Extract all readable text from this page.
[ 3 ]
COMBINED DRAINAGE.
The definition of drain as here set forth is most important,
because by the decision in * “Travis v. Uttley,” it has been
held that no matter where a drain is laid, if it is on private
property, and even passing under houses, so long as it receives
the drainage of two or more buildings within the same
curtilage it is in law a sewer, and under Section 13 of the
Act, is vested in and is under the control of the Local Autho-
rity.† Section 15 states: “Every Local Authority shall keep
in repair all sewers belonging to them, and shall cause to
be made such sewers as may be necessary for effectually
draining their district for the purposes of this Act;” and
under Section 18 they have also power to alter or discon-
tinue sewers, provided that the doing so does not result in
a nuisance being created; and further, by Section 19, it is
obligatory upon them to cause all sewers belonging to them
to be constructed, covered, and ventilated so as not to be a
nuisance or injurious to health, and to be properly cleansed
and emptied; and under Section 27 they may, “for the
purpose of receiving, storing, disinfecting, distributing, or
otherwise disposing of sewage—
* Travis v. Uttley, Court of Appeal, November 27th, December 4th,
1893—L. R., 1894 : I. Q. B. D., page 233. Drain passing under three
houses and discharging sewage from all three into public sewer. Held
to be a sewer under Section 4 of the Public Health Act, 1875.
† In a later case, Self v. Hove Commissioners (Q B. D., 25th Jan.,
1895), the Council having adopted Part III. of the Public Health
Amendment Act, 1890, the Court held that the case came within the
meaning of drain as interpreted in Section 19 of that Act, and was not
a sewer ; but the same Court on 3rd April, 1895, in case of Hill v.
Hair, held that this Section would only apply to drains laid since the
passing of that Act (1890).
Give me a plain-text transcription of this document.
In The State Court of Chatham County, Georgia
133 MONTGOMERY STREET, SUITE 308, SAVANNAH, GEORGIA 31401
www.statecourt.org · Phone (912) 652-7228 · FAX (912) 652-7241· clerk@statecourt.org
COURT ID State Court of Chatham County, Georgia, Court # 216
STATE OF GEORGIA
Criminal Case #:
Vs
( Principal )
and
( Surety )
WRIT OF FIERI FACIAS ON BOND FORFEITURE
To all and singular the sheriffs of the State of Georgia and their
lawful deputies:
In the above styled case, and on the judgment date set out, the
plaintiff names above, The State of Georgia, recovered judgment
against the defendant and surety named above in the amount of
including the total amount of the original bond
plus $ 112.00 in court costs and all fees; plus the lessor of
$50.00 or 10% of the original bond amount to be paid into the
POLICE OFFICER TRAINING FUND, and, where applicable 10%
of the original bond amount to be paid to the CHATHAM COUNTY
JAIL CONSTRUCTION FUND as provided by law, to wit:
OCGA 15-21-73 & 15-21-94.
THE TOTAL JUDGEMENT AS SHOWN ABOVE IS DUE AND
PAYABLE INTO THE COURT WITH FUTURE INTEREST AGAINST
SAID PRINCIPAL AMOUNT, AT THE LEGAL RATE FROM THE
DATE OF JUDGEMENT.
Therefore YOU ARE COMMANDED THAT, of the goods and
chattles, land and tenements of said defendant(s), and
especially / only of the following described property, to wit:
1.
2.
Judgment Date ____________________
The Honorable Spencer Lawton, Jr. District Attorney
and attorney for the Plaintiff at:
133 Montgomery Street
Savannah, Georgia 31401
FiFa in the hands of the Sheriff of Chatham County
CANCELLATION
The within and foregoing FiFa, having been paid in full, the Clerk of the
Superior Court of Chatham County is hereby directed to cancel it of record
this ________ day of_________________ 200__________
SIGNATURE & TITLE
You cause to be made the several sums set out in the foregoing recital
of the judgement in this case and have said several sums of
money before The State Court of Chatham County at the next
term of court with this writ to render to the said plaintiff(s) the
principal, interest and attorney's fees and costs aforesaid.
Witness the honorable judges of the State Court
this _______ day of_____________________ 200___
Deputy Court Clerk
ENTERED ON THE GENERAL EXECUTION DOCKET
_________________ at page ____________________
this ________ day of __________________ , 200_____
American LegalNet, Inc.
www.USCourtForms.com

------------------------------------------------

Task requirements:
Scan the material above. Copy each line where "costs" occurs.

Reply to the task:
plus $ 112.00 in court costs and all fees; plus the lessor of
principal, interest and attorney's fees and costs aforesaid.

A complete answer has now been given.